━━━ ENTRIES SUPPLIED

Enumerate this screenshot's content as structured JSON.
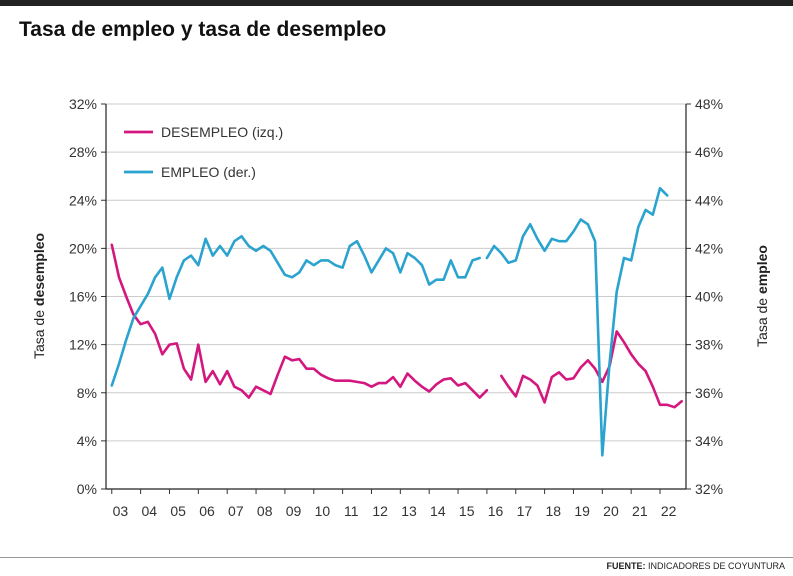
{
  "title": "Tasa de empleo y tasa de desempleo",
  "source": {
    "label": "FUENTE:",
    "text": "INDICADORES DE COYUNTURA"
  },
  "colors": {
    "desempleo": "#d3177f",
    "empleo": "#2aa3cf",
    "axis": "#333333",
    "grid": "#cccccc",
    "frame": "#222222"
  },
  "chart_data": {
    "type": "line",
    "title": "Tasa de empleo y tasa de desempleo",
    "x_ticks": [
      "03",
      "04",
      "05",
      "06",
      "07",
      "08",
      "09",
      "10",
      "11",
      "12",
      "13",
      "14",
      "15",
      "16",
      "17",
      "18",
      "19",
      "20",
      "21",
      "22"
    ],
    "xlim": [
      2002.8,
      2022.9
    ],
    "ylabel_left": {
      "prefix": "Tasa de ",
      "bold": "desempleo"
    },
    "ylabel_right": {
      "prefix": "Tasa de ",
      "bold": "empleo"
    },
    "y_left": {
      "ticks": [
        "0%",
        "4%",
        "8%",
        "12%",
        "16%",
        "20%",
        "24%",
        "28%",
        "32%"
      ],
      "lim": [
        0,
        32
      ]
    },
    "y_right": {
      "ticks": [
        "32%",
        "34%",
        "36%",
        "38%",
        "40%",
        "42%",
        "44%",
        "46%",
        "48%"
      ],
      "lim": [
        32,
        48
      ]
    },
    "grid": true,
    "legend_position": "top-left",
    "series": [
      {
        "name": "DESEMPLEO (izq.)",
        "axis": "left",
        "segments": [
          [
            [
              2003.0,
              20.3
            ],
            [
              2003.25,
              17.6
            ],
            [
              2003.5,
              16.0
            ],
            [
              2003.75,
              14.5
            ],
            [
              2004.0,
              13.7
            ],
            [
              2004.25,
              13.9
            ],
            [
              2004.5,
              12.9
            ],
            [
              2004.75,
              11.2
            ],
            [
              2005.0,
              12.0
            ],
            [
              2005.25,
              12.1
            ],
            [
              2005.5,
              10.0
            ],
            [
              2005.75,
              9.1
            ],
            [
              2006.0,
              12.0
            ],
            [
              2006.25,
              8.9
            ],
            [
              2006.5,
              9.8
            ],
            [
              2006.75,
              8.7
            ],
            [
              2007.0,
              9.8
            ],
            [
              2007.25,
              8.5
            ],
            [
              2007.5,
              8.2
            ],
            [
              2007.75,
              7.6
            ],
            [
              2008.0,
              8.5
            ],
            [
              2008.25,
              8.2
            ],
            [
              2008.5,
              7.9
            ],
            [
              2008.75,
              9.5
            ],
            [
              2009.0,
              11.0
            ],
            [
              2009.25,
              10.7
            ],
            [
              2009.5,
              10.8
            ],
            [
              2009.75,
              10.0
            ],
            [
              2010.0,
              10.0
            ],
            [
              2010.25,
              9.5
            ],
            [
              2010.5,
              9.2
            ],
            [
              2010.75,
              9.0
            ],
            [
              2011.0,
              9.0
            ],
            [
              2011.25,
              9.0
            ],
            [
              2011.5,
              8.9
            ],
            [
              2011.75,
              8.8
            ],
            [
              2012.0,
              8.5
            ],
            [
              2012.25,
              8.8
            ],
            [
              2012.5,
              8.8
            ],
            [
              2012.75,
              9.3
            ],
            [
              2013.0,
              8.5
            ],
            [
              2013.25,
              9.6
            ],
            [
              2013.5,
              9.0
            ],
            [
              2013.75,
              8.5
            ],
            [
              2014.0,
              8.1
            ],
            [
              2014.25,
              8.7
            ],
            [
              2014.5,
              9.1
            ],
            [
              2014.75,
              9.2
            ],
            [
              2015.0,
              8.6
            ],
            [
              2015.25,
              8.8
            ],
            [
              2015.5,
              8.2
            ],
            [
              2015.75,
              7.6
            ],
            [
              2016.0,
              8.2
            ]
          ],
          [
            [
              2016.5,
              9.4
            ],
            [
              2016.75,
              8.5
            ],
            [
              2017.0,
              7.7
            ],
            [
              2017.25,
              9.4
            ],
            [
              2017.5,
              9.1
            ],
            [
              2017.75,
              8.6
            ],
            [
              2018.0,
              7.2
            ],
            [
              2018.25,
              9.3
            ],
            [
              2018.5,
              9.7
            ],
            [
              2018.75,
              9.1
            ],
            [
              2019.0,
              9.2
            ],
            [
              2019.25,
              10.1
            ],
            [
              2019.5,
              10.7
            ],
            [
              2019.75,
              10.0
            ],
            [
              2020.0,
              8.9
            ],
            [
              2020.25,
              10.2
            ],
            [
              2020.5,
              13.1
            ],
            [
              2020.75,
              12.2
            ],
            [
              2021.0,
              11.2
            ],
            [
              2021.25,
              10.4
            ],
            [
              2021.5,
              9.8
            ],
            [
              2021.75,
              8.5
            ],
            [
              2022.0,
              7.0
            ],
            [
              2022.25,
              7.0
            ],
            [
              2022.5,
              6.8
            ],
            [
              2022.75,
              7.3
            ]
          ]
        ]
      },
      {
        "name": "EMPLEO (der.)",
        "axis": "right",
        "segments": [
          [
            [
              2003.0,
              36.3
            ],
            [
              2003.25,
              37.2
            ],
            [
              2003.5,
              38.2
            ],
            [
              2003.75,
              39.1
            ],
            [
              2004.0,
              39.6
            ],
            [
              2004.25,
              40.1
            ],
            [
              2004.5,
              40.8
            ],
            [
              2004.75,
              41.2
            ],
            [
              2005.0,
              39.9
            ],
            [
              2005.25,
              40.8
            ],
            [
              2005.5,
              41.5
            ],
            [
              2005.75,
              41.7
            ],
            [
              2006.0,
              41.3
            ],
            [
              2006.25,
              42.4
            ],
            [
              2006.5,
              41.7
            ],
            [
              2006.75,
              42.1
            ],
            [
              2007.0,
              41.7
            ],
            [
              2007.25,
              42.3
            ],
            [
              2007.5,
              42.5
            ],
            [
              2007.75,
              42.1
            ],
            [
              2008.0,
              41.9
            ],
            [
              2008.25,
              42.1
            ],
            [
              2008.5,
              41.9
            ],
            [
              2008.75,
              41.4
            ],
            [
              2009.0,
              40.9
            ],
            [
              2009.25,
              40.8
            ],
            [
              2009.5,
              41.0
            ],
            [
              2009.75,
              41.5
            ],
            [
              2010.0,
              41.3
            ],
            [
              2010.25,
              41.5
            ],
            [
              2010.5,
              41.5
            ],
            [
              2010.75,
              41.3
            ],
            [
              2011.0,
              41.2
            ],
            [
              2011.25,
              42.1
            ],
            [
              2011.5,
              42.3
            ],
            [
              2011.75,
              41.7
            ],
            [
              2012.0,
              41.0
            ],
            [
              2012.25,
              41.5
            ],
            [
              2012.5,
              42.0
            ],
            [
              2012.75,
              41.8
            ],
            [
              2013.0,
              41.0
            ],
            [
              2013.25,
              41.8
            ],
            [
              2013.5,
              41.6
            ],
            [
              2013.75,
              41.3
            ],
            [
              2014.0,
              40.5
            ],
            [
              2014.25,
              40.7
            ],
            [
              2014.5,
              40.7
            ],
            [
              2014.75,
              41.5
            ],
            [
              2015.0,
              40.8
            ],
            [
              2015.25,
              40.8
            ],
            [
              2015.5,
              41.5
            ],
            [
              2015.75,
              41.6
            ]
          ],
          [
            [
              2016.0,
              41.6
            ],
            [
              2016.25,
              42.1
            ],
            [
              2016.5,
              41.8
            ],
            [
              2016.75,
              41.4
            ],
            [
              2017.0,
              41.5
            ],
            [
              2017.25,
              42.5
            ],
            [
              2017.5,
              43.0
            ],
            [
              2017.75,
              42.4
            ],
            [
              2018.0,
              41.9
            ],
            [
              2018.25,
              42.4
            ],
            [
              2018.5,
              42.3
            ],
            [
              2018.75,
              42.3
            ],
            [
              2019.0,
              42.7
            ],
            [
              2019.25,
              43.2
            ],
            [
              2019.5,
              43.0
            ],
            [
              2019.75,
              42.3
            ],
            [
              2020.0,
              33.4
            ],
            [
              2020.25,
              37.2
            ],
            [
              2020.5,
              40.2
            ],
            [
              2020.75,
              41.6
            ],
            [
              2021.0,
              41.5
            ],
            [
              2021.25,
              42.9
            ],
            [
              2021.5,
              43.6
            ],
            [
              2021.75,
              43.4
            ],
            [
              2022.0,
              44.5
            ],
            [
              2022.25,
              44.2
            ]
          ]
        ]
      }
    ]
  }
}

━━━━━━

**PROBLEM TO SOLVE:**
Above are the records; copy every line in them that holds the word "title".

**EXPECTED ANSWER:**
  "title": "Tasa de empleo y tasa de desempleo",
    "title": "Tasa de empleo y tasa de desempleo",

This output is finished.